» Data provided
⟨
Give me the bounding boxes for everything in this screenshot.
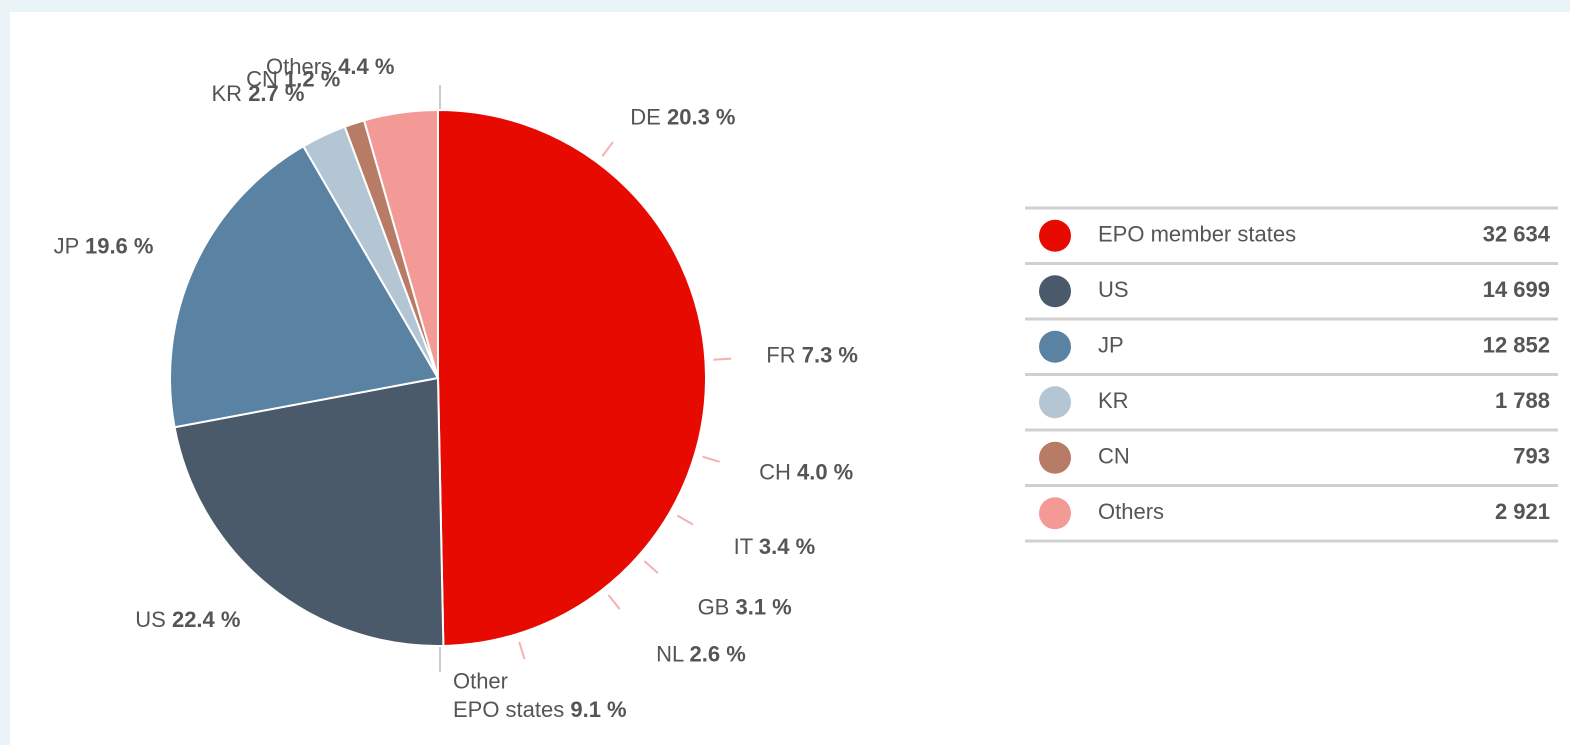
slice-label: FR 7.3 % <box>766 342 858 367</box>
slice-label-name: DE <box>630 104 667 129</box>
slice-label-value: 4.0 % <box>797 459 853 484</box>
slice-label: Other EPO states 9.1 % <box>453 668 627 722</box>
part-tick <box>713 357 732 361</box>
legend-name: KR <box>1098 388 1129 413</box>
slice-label-name: JP <box>54 233 85 258</box>
legend-count: 793 <box>1513 444 1550 469</box>
slice-label: IT 3.4 % <box>734 534 816 559</box>
part-tick <box>676 514 694 526</box>
slice-label-name: Other <box>453 668 508 693</box>
legend-count: 12 852 <box>1483 333 1550 358</box>
pie-slice <box>362 108 439 379</box>
slice-label: JP 19.6 % <box>54 233 154 258</box>
slice-label-name: EPO states <box>453 697 570 722</box>
pie-slice <box>169 144 440 429</box>
slice-label-value: 20.3 % <box>667 104 736 129</box>
legend-name: US <box>1098 277 1129 302</box>
slice-label: CN 1.2 % <box>246 66 340 91</box>
slice-label: Others 4.4 % <box>266 54 394 79</box>
slice-label-value: 19.6 % <box>85 233 154 258</box>
slice-label-name: US <box>135 607 172 632</box>
legend-swatch <box>1039 497 1071 530</box>
slice-label: US 22.4 % <box>135 607 240 632</box>
legend-count: 32 634 <box>1483 222 1551 247</box>
pie-slice <box>173 376 445 647</box>
slice-label-value: 4.4 % <box>338 54 394 79</box>
pie-slice <box>437 108 707 647</box>
slice-label-name: GB <box>698 594 736 619</box>
legend-name: CN <box>1098 444 1130 469</box>
part-tick <box>601 141 614 157</box>
slice-label-name: CH <box>759 459 797 484</box>
slice-label-name: FR <box>766 342 801 367</box>
slice-label-value: 9.1 % <box>570 697 626 722</box>
legend-count: 1 788 <box>1495 388 1550 413</box>
slice-label: DE 20.3 % <box>630 104 735 129</box>
part-tick <box>607 594 621 610</box>
part-tick <box>643 560 659 574</box>
part-tick <box>702 455 721 463</box>
slice-label: CH 4.0 % <box>759 459 853 484</box>
slice-label-name: NL <box>656 641 689 666</box>
part-tick <box>518 641 526 660</box>
legend-swatch <box>1039 330 1071 363</box>
legend-count: 2 921 <box>1495 499 1550 524</box>
slice-label-value: 3.4 % <box>759 534 815 559</box>
slice-label-value: 1.2 % <box>284 66 340 91</box>
slice-label-value: 2.6 % <box>690 641 746 666</box>
slice-label-value: 3.1 % <box>735 594 791 619</box>
slice-label-name: Others <box>266 54 338 79</box>
legend-count: 14 699 <box>1483 277 1550 302</box>
slice-label-name: KR <box>212 81 249 106</box>
legend-swatch <box>1039 219 1071 252</box>
legend-name: JP <box>1098 333 1124 358</box>
slice-label-name: CN <box>246 66 284 91</box>
slice-label-value: 2.7 % <box>248 81 304 106</box>
legend-name: Others <box>1098 499 1164 524</box>
slice-label-value: 7.3 % <box>802 342 858 367</box>
slice-label: NL 2.6 % <box>656 641 746 666</box>
slice-label-value: 22.4 % <box>172 607 241 632</box>
slice-label: KR 2.7 % <box>212 81 305 106</box>
slice-label: GB 3.1 % <box>698 594 792 619</box>
legend-name: EPO member states <box>1098 222 1296 247</box>
legend-swatch <box>1039 441 1071 474</box>
legend-swatch <box>1039 275 1071 308</box>
legend-swatch <box>1039 386 1071 419</box>
slice-label-name: IT <box>734 534 759 559</box>
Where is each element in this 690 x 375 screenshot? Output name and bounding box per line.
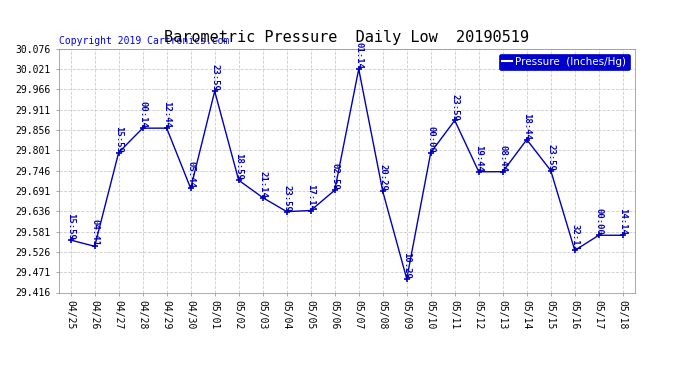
Text: 23:59: 23:59 xyxy=(282,185,291,211)
Text: 12:44: 12:44 xyxy=(162,101,171,128)
Text: 32:11: 32:11 xyxy=(570,224,580,251)
Text: 20:29: 20:29 xyxy=(378,164,387,191)
Text: 02:59: 02:59 xyxy=(331,164,339,190)
Text: 01:14: 01:14 xyxy=(354,42,363,69)
Title: Barometric Pressure  Daily Low  20190519: Barometric Pressure Daily Low 20190519 xyxy=(164,30,529,45)
Text: 17:14: 17:14 xyxy=(306,184,315,210)
Text: 00:00: 00:00 xyxy=(594,209,603,235)
Text: 04:41: 04:41 xyxy=(90,219,99,246)
Text: 05:44: 05:44 xyxy=(186,162,195,188)
Text: 18:44: 18:44 xyxy=(522,113,531,140)
Text: 18:59: 18:59 xyxy=(234,153,243,180)
Text: 23:59: 23:59 xyxy=(451,93,460,120)
Text: 14:14: 14:14 xyxy=(618,209,627,235)
Text: 19:44: 19:44 xyxy=(474,145,483,172)
Text: 00:00: 00:00 xyxy=(426,126,435,153)
Text: 00:14: 00:14 xyxy=(138,101,147,128)
Text: Copyright 2019 Cartronics.com: Copyright 2019 Cartronics.com xyxy=(59,36,229,46)
Text: 23:59: 23:59 xyxy=(546,144,555,171)
Text: 15:59: 15:59 xyxy=(66,213,75,240)
Text: 15:59: 15:59 xyxy=(114,126,124,153)
Legend: Pressure  (Inches/Hg): Pressure (Inches/Hg) xyxy=(499,54,629,70)
Text: 08:44: 08:44 xyxy=(498,145,507,172)
Text: 23:59: 23:59 xyxy=(210,64,219,91)
Text: 10:29: 10:29 xyxy=(402,252,411,279)
Text: 21:14: 21:14 xyxy=(258,171,267,198)
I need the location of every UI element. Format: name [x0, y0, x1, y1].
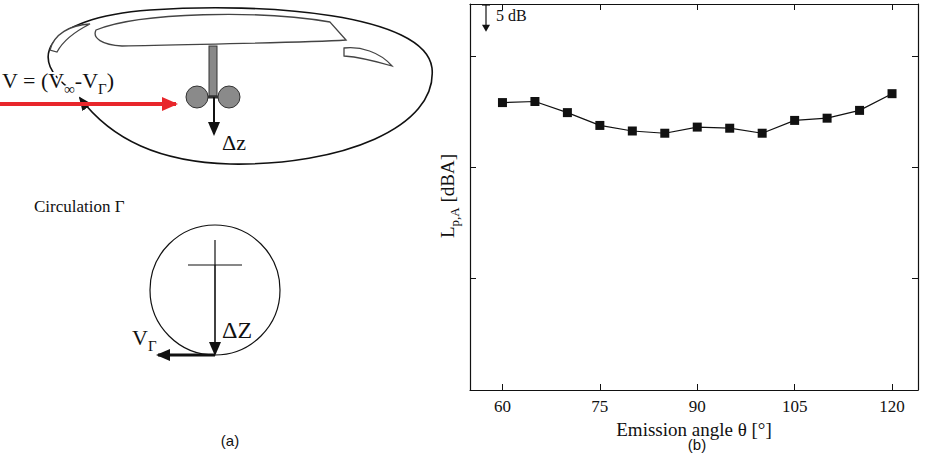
svg-text:ΔZ: ΔZ — [222, 317, 252, 343]
html-text:[dBA]: [dBA] — [437, 154, 459, 208]
svg-text:75: 75 — [591, 397, 608, 416]
html-text:p,A: p,A — [446, 207, 462, 227]
svg-text:Circulation Γ: Circulation Γ — [34, 197, 125, 216]
svg-text:120: 120 — [879, 397, 905, 416]
html-text:(a): (a) — [220, 432, 240, 449]
html-text:L: L — [437, 226, 459, 238]
svg-text:105: 105 — [782, 397, 808, 416]
html-text:(b): (b) — [687, 436, 707, 453]
svg-text:90: 90 — [689, 397, 706, 416]
svg-text:V = (V∞-VΓ): V = (V∞-VΓ) — [2, 68, 114, 97]
svg-text:Δz: Δz — [222, 130, 246, 155]
svg-text:60: 60 — [494, 397, 511, 416]
svg-text:Emission angle θ [°]: Emission angle θ [°] — [616, 419, 772, 440]
svg-text:5 dB: 5 dB — [496, 7, 527, 24]
svg-text:VΓ: VΓ — [132, 325, 157, 354]
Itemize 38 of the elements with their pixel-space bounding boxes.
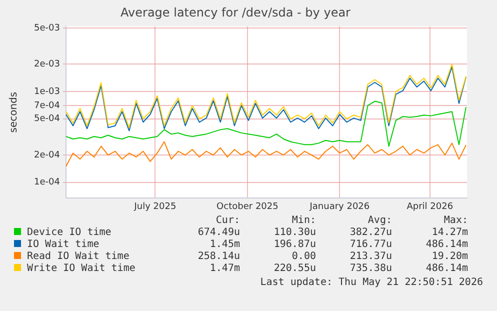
- y-tick-label: 5e-04: [34, 114, 60, 124]
- text: 220.55u: [272, 263, 316, 275]
- text: 196.87u: [272, 239, 316, 251]
- x-tick-label: April 2026: [406, 202, 454, 212]
- text: 14.27m: [430, 227, 468, 239]
- text: 674.49u: [196, 227, 240, 239]
- legend-label: Write IO Wait time: [26, 263, 136, 275]
- text: Cur:: [214, 215, 240, 227]
- text: Last update: Thu May 21 22:50:51 2026: [260, 277, 483, 288]
- text: 258.14u: [196, 251, 240, 263]
- x-tick-label: October 2025: [216, 202, 278, 212]
- text: 382.27u: [348, 227, 392, 239]
- y-tick-label: 2e-04: [34, 150, 60, 160]
- legend-label: Device IO time: [26, 227, 112, 239]
- chart-title: Average latency for /dev/sda - by year: [120, 5, 351, 20]
- y-tick-label: 1e-03: [34, 86, 60, 97]
- text: Min:: [290, 215, 316, 227]
- text: 213.37u: [348, 251, 392, 263]
- text: 110.30u: [272, 227, 316, 239]
- text: Max:: [442, 215, 468, 227]
- y-tick-label: 2e-03: [34, 59, 60, 70]
- y-axis-title: seconds: [8, 92, 20, 133]
- text: 716.77u: [348, 239, 392, 251]
- text: 0.00: [290, 251, 316, 263]
- y-tick-label: 7e-04: [34, 100, 60, 111]
- text: 486.14m: [424, 263, 468, 275]
- text: 735.38u: [348, 263, 392, 275]
- y-tick-label: 1e-04: [34, 178, 60, 188]
- y-tick-label: 5e-03: [34, 23, 60, 34]
- text: 486.14m: [424, 239, 468, 251]
- text: 1.45m: [208, 239, 240, 251]
- legend-label: Read IO Wait time: [26, 251, 130, 263]
- legend-label: IO Wait time: [26, 239, 100, 251]
- text: 1.47m: [208, 263, 240, 275]
- x-tick-label: January 2026: [308, 202, 370, 212]
- x-tick-label: July 2025: [133, 202, 176, 212]
- text: Avg:: [366, 215, 392, 227]
- text: 19.20m: [430, 251, 468, 263]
⟩
» What the task requires
Reproduce, without alteration, the lines of the material starting with the line that contains "svg-text:ΔZ: ΔZ — [222, 317, 252, 343]" and continuing through the line that contains "Itemize 38 of", including both of those lines.

» Answer to this exercise
svg-text:ΔZ: ΔZ — [222, 317, 252, 343]
html-text:[dBA]: [dBA] — [437, 154, 459, 208]
svg-text:75: 75 — [591, 397, 608, 416]
html-text:p,A: p,A — [446, 207, 462, 227]
svg-text:Circulation Γ: Circulation Γ — [34, 197, 125, 216]
svg-text:120: 120 — [879, 397, 905, 416]
html-text:(a): (a) — [220, 432, 240, 449]
html-text:L: L — [437, 226, 459, 238]
svg-text:105: 105 — [782, 397, 808, 416]
html-text:(b): (b) — [687, 436, 707, 453]
svg-text:90: 90 — [689, 397, 706, 416]
svg-text:V = (V∞-VΓ): V = (V∞-VΓ) — [2, 68, 114, 97]
svg-text:Δz: Δz — [222, 130, 246, 155]
svg-text:60: 60 — [494, 397, 511, 416]
svg-text:Emission angle θ [°]: Emission angle θ [°] — [616, 419, 772, 440]
svg-text:5 dB: 5 dB — [496, 7, 527, 24]
svg-text:VΓ: VΓ — [132, 325, 157, 354]
Itemize 38 of the elements with their pixel-space bounding boxes.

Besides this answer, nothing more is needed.